▶ _Dataset records_:
-- start --
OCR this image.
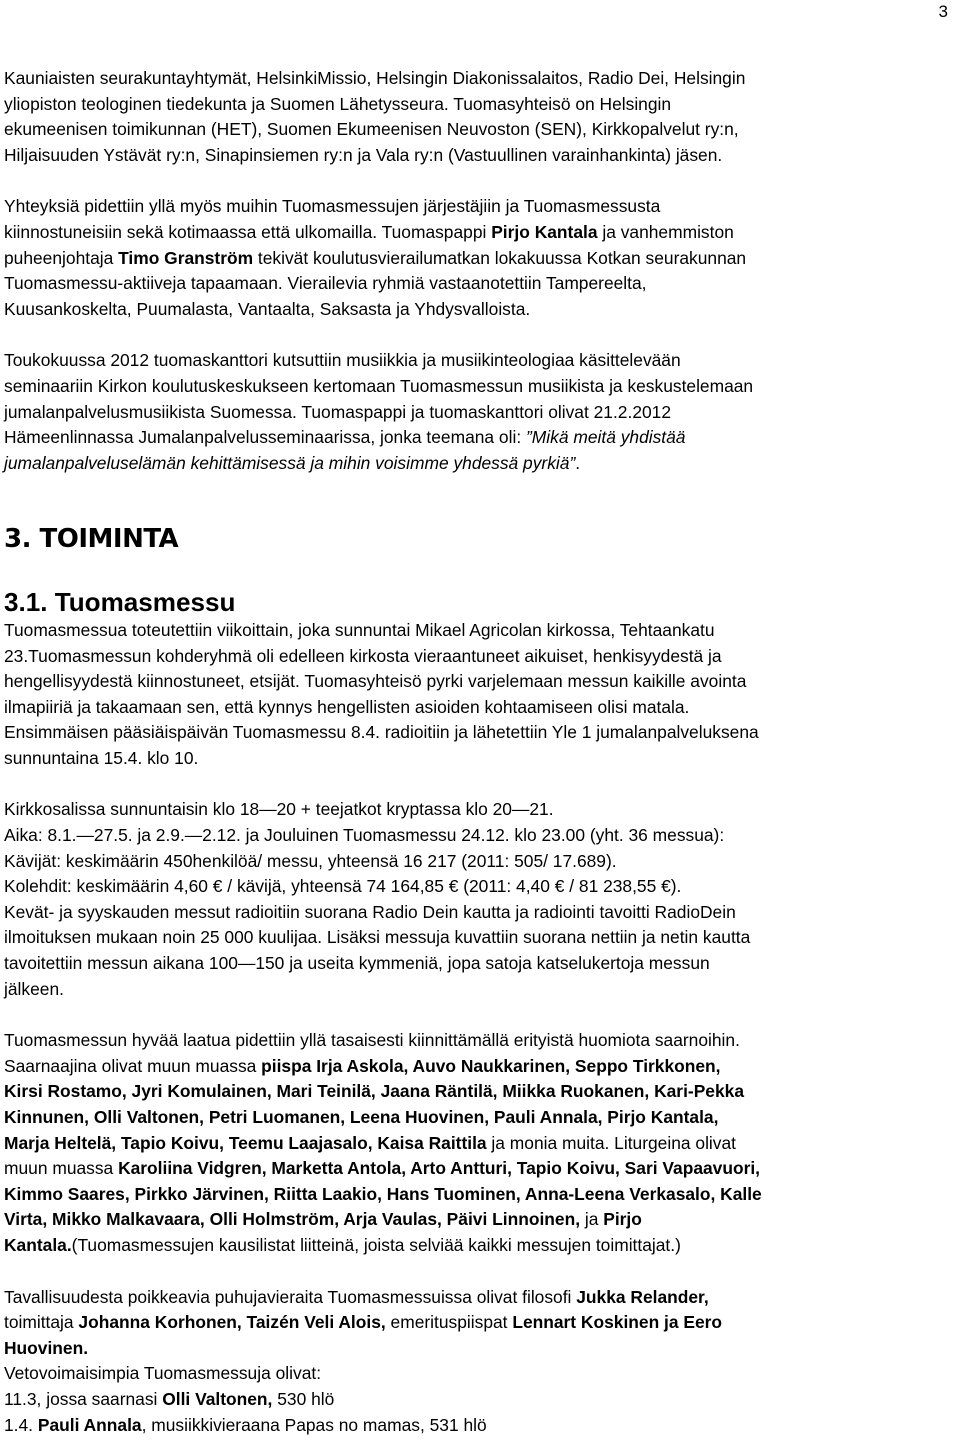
3

Kauniaisten seurakuntayhtymät, HelsinkiMissio, Helsingin Diakonissalaitos, Radio Dei, Helsingin

yliopiston teologinen tiedekunta ja Suomen Lähetysseura. Tuomasyhteisö on Helsingin

ekumeenisen toimikunnan (HET), Suomen Ekumeenisen Neuvoston (SEN), Kirkkopalvelut ry:n,

Hiljaisuuden Ystävät ry:n, Sinapinsiemen ry:n ja Vala ry:n (Vastuullinen varainhankinta) jäsen.

Yhteyksiä pidettiin yllä myös muihin Tuomasmessujen järjestäjiin ja Tuomasmessusta

kiinnostuneisiin sekä kotimaassa että ulkomailla. Tuomaspappi Pirjo Kantala ja vanhemmiston

puheenjohtaja Timo Granström tekivät koulutusvierailumatkan lokakuussa Kotkan seurakunnan

Tuomasmessu-aktiiveja tapaamaan. Vierailevia ryhmiä vastaanotettiin Tampereelta,

Kuusankoskelta, Puumalasta, Vantaalta, Saksasta ja Yhdysvalloista.

Toukokuussa 2012 tuomaskanttori kutsuttiin musiikkia ja musiikinteologiaa käsittelevään

seminaariin Kirkon koulutuskeskukseen kertomaan Tuomasmessun musiikista ja keskustelemaan

jumalanpalvelusmusiikista Suomessa. Tuomaspappi ja tuomaskanttori olivat 21.2.2012

Hämeenlinnassa Jumalanpalvelusseminaarissa, jonka teemana oli: ”Mikä meitä yhdistää

jumalanpalveluselämän kehittämisessä ja mihin voisimme yhdessä pyrkiä”.

3. TOIMINTA
3.1. Tuomasmessu

Tuomasmessua toteutettiin viikoittain, joka sunnuntai Mikael Agricolan kirkossa, Tehtaankatu

23.Tuomasmessun kohderyhmä oli edelleen kirkosta vieraantuneet aikuiset, henkisyydestä ja

hengellisyydestä kiinnostuneet, etsijät. Tuomasyhteisö pyrki varjelemaan messun kaikille avointa

ilmapiiriä ja takaamaan sen, että kynnys hengellisten asioiden kohtaamiseen olisi matala.

Ensimmäisen pääsiäispäivän Tuomasmessu 8.4. radioitiin ja lähetettiin Yle 1 jumalanpalveluksena

sunnuntaina 15.4. klo 10.

Kirkkosalissa sunnuntaisin klo 18—20 + teejatkot kryptassa klo 20—21.

Aika: 8.1.—27.5. ja 2.9.—2.12. ja Jouluinen Tuomasmessu 24.12. klo 23.00 (yht. 36 messua):

Kävijät: keskimäärin 450henkilöä/ messu, yhteensä 16 217 (2011: 505/ 17.689).

Kolehdit: keskimäärin 4,60 € / kävijä, yhteensä 74 164,85 € (2011: 4,40 € / 81 238,55 €).

Kevät- ja syyskauden messut radioitiin suorana Radio Dein kautta ja radiointi tavoitti RadioDein

ilmoituksen mukaan noin 25 000 kuulijaa. Lisäksi messuja kuvattiin suorana nettiin ja netin kautta

tavoitettiin messun aikana 100—150 ja useita kymmeniä, jopa satoja katselukertoja messun

jälkeen.

Tuomasmessun hyvää laatua pidettiin yllä tasaisesti kiinnittämällä erityistä huomiota saarnoihin.

Saarnaajina olivat muun muassa piispa Irja Askola, Auvo Naukkarinen, Seppo Tirkkonen,

Kirsi Rostamo, Jyri Komulainen, Mari Teinilä, Jaana Räntilä, Miikka Ruokanen, Kari-Pekka

Kinnunen, Olli Valtonen, Petri Luomanen, Leena Huovinen, Pauli Annala, Pirjo Kantala,

Marja Heltelä, Tapio Koivu, Teemu Laajasalo, Kaisa Raittila ja monia muita. Liturgeina olivat

muun muassa Karoliina Vidgren, Marketta Antola, Arto Antturi, Tapio Koivu, Sari Vapaavuori,

Kimmo Saares, Pirkko Järvinen, Riitta Laakio, Hans Tuominen, Anna-Leena Verkasalo, Kalle

Virta, Mikko Malkavaara, Olli Holmström, Arja Vaulas, Päivi Linnoinen, ja Pirjo

Kantala.(Tuomasmessujen kausilistat liitteinä, joista selviää kaikki messujen toimittajat.)

Tavallisuudesta poikkeavia puhujavieraita Tuomasmessuissa olivat filosofi Jukka Relander,

toimittaja Johanna Korhonen, Taizén Veli Alois, emerituspiispat Lennart Koskinen ja Eero

Huovinen.

Vetovoimaisimpia Tuomasmessuja olivat:

11.3, jossa saarnasi Olli Valtonen, 530 hlö

1.4. Pauli Annala, musiikkivieraana Papas no mamas, 531 hlö
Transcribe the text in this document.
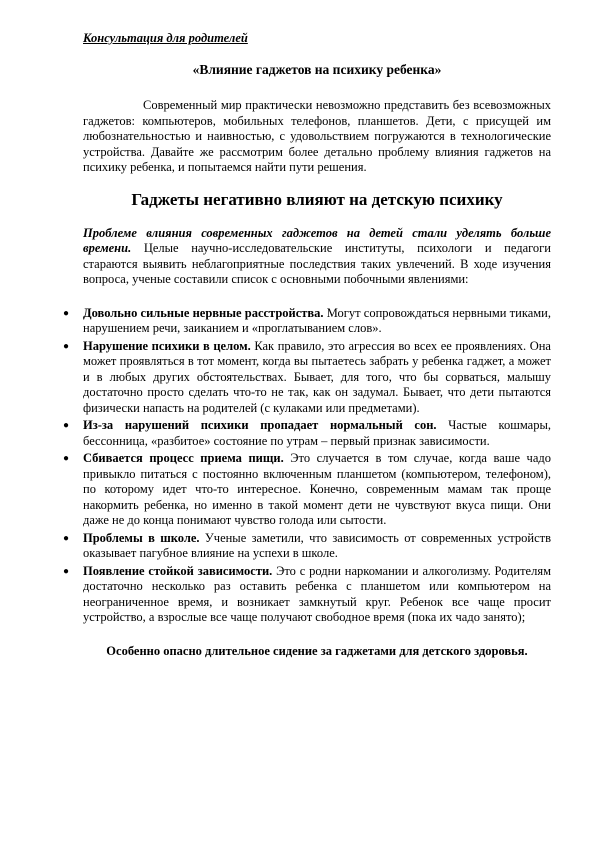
Консультация для родителей
«Влияние гаджетов на психику ребенка»

Современный мир практически невозможно представить без всевозможных гаджетов: компьютеров, мобильных телефонов, планшетов. Дети, с присущей им любознательностью и наивностью, с удовольствием погружаются в технологические устройства. Давайте же рассмотрим более детально проблему влияния гаджетов на психику ребенка, и попытаемся найти пути решения.

Гаджеты негативно влияют на детскую психику

Проблеме влияния современных гаджетов на детей стали уделять больше времени. Целые научно-исследовательские институты, психологи и педагоги стараются выявить неблагоприятные последствия таких увлечений. В ходе изучения вопроса, ученые составили список с основными побочными явлениями:

● Довольно сильные нервные расстройства. Могут сопровождаться нервными тиками, нарушением речи, заиканием и «проглатыванием слов».
● Нарушение психики в целом. Как правило, это агрессия во всех ее проявлениях. Она может проявляться в тот момент, когда вы пытаетесь забрать у ребенка гаджет, а может и в любых других обстоятельствах. Бывает, для того, что бы сорваться, малышу достаточно просто сделать что-то не так, как он задумал. Бывает, что дети пытаются физически напасть на родителей (с кулаками или предметами).
● Из-за нарушений психики пропадает нормальный сон. Частые кошмары, бессонница, «разбитое» состояние по утрам – первый признак зависимости.
● Сбивается процесс приема пищи. Это случается в том случае, когда ваше чадо привыкло питаться с постоянно включенным планшетом (компьютером, телефоном), по которому идет что-то интересное. Конечно, современным мамам так проще накормить ребенка, но именно в такой момент дети не чувствуют вкуса пищи. Они даже не до конца понимают чувство голода или сытости.
● Проблемы в школе. Ученые заметили, что зависимость от современных устройств оказывает пагубное влияние на успехи в школе.
● Появление стойкой зависимости. Это с родни наркомании и алкоголизму. Родителям достаточно несколько раз оставить ребенка с планшетом или компьютером на неограниченное время, и возникает замкнутый круг. Ребенок все чаще просит устройство, а взрослые все чаще получают свободное время (пока их чадо занято);

Особенно опасно длительное сидение за гаджетами для детского здоровья.
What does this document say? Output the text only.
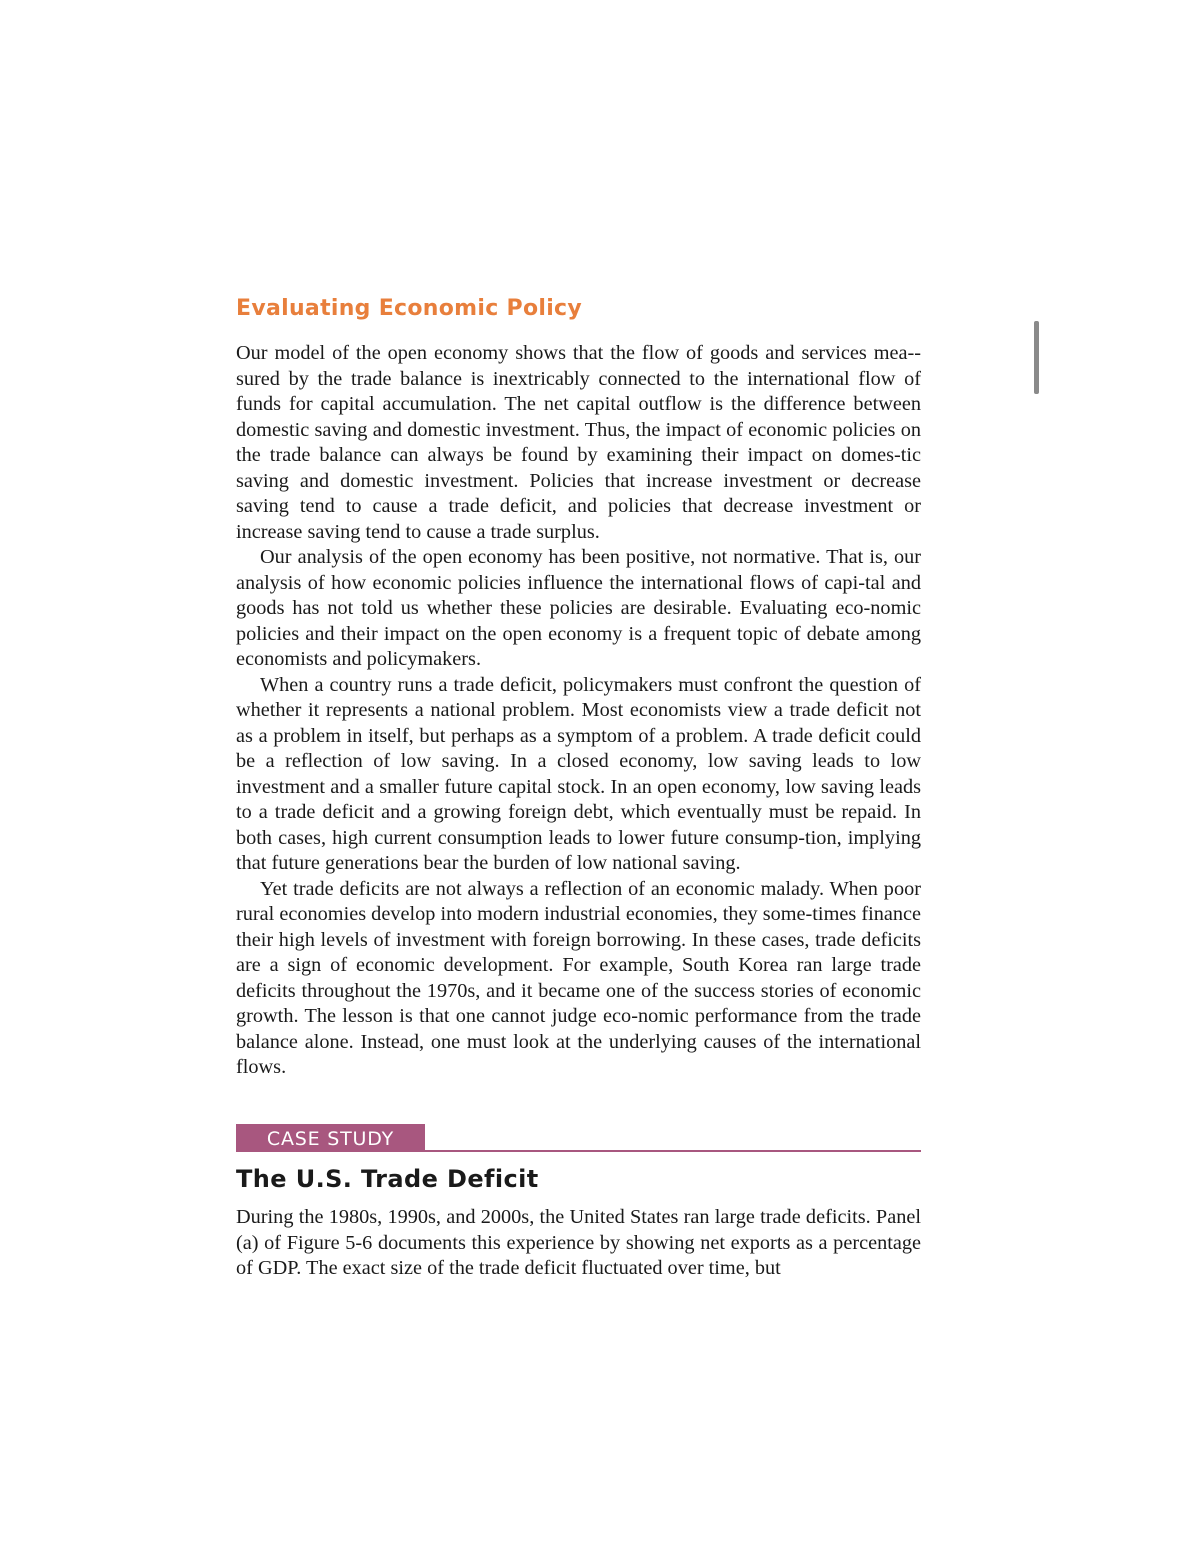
Evaluating Economic Policy

Our model of the open economy shows that the flow of goods and services mea-sured by the trade balance is inextricably connected to the international flow of funds for capital accumulation. The net capital outflow is the difference between domestic saving and domestic investment. Thus, the impact of economic policies on the trade balance can always be found by examining their impact on domes-tic saving and domestic investment. Policies that increase investment or decrease saving tend to cause a trade deficit, and policies that decrease investment or increase saving tend to cause a trade surplus.

Our analysis of the open economy has been positive, not normative. That is, our analysis of how economic policies influence the international flows of capi-tal and goods has not told us whether these policies are desirable. Evaluating eco-nomic policies and their impact on the open economy is a frequent topic of debate among economists and policymakers.

When a country runs a trade deficit, policymakers must confront the question of whether it represents a national problem. Most economists view a trade deficit not as a problem in itself, but perhaps as a symptom of a problem. A trade deficit could be a reflection of low saving. In a closed economy, low saving leads to low investment and a smaller future capital stock. In an open economy, low saving leads to a trade deficit and a growing foreign debt, which eventually must be repaid. In both cases, high current consumption leads to lower future consump-tion, implying that future generations bear the burden of low national saving.

Yet trade deficits are not always a reflection of an economic malady. When poor rural economies develop into modern industrial economies, they some-times finance their high levels of investment with foreign borrowing. In these cases, trade deficits are a sign of economic development. For example, South Korea ran large trade deficits throughout the 1970s, and it became one of the success stories of economic growth. The lesson is that one cannot judge eco-nomic performance from the trade balance alone. Instead, one must look at the underlying causes of the international flows.

CASE STUDY
The U.S. Trade Deficit

During the 1980s, 1990s, and 2000s, the United States ran large trade deficits. Panel (a) of Figure 5-6 documents this experience by showing net exports as a percentage of GDP. The exact size of the trade deficit fluctuated over time, but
-- end --
▶ _WHAT TO PRODUCE_: Every line of the records that includes the word "Helsingin" should be gathered.

▶ _SOLUTION BELOW_:
Kauniaisten seurakuntayhtymät, HelsinkiMissio, Helsingin Diakonissalaitos, Radio Dei, Helsingin
yliopiston teologinen tiedekunta ja Suomen Lähetysseura. Tuomasyhteisö on Helsingin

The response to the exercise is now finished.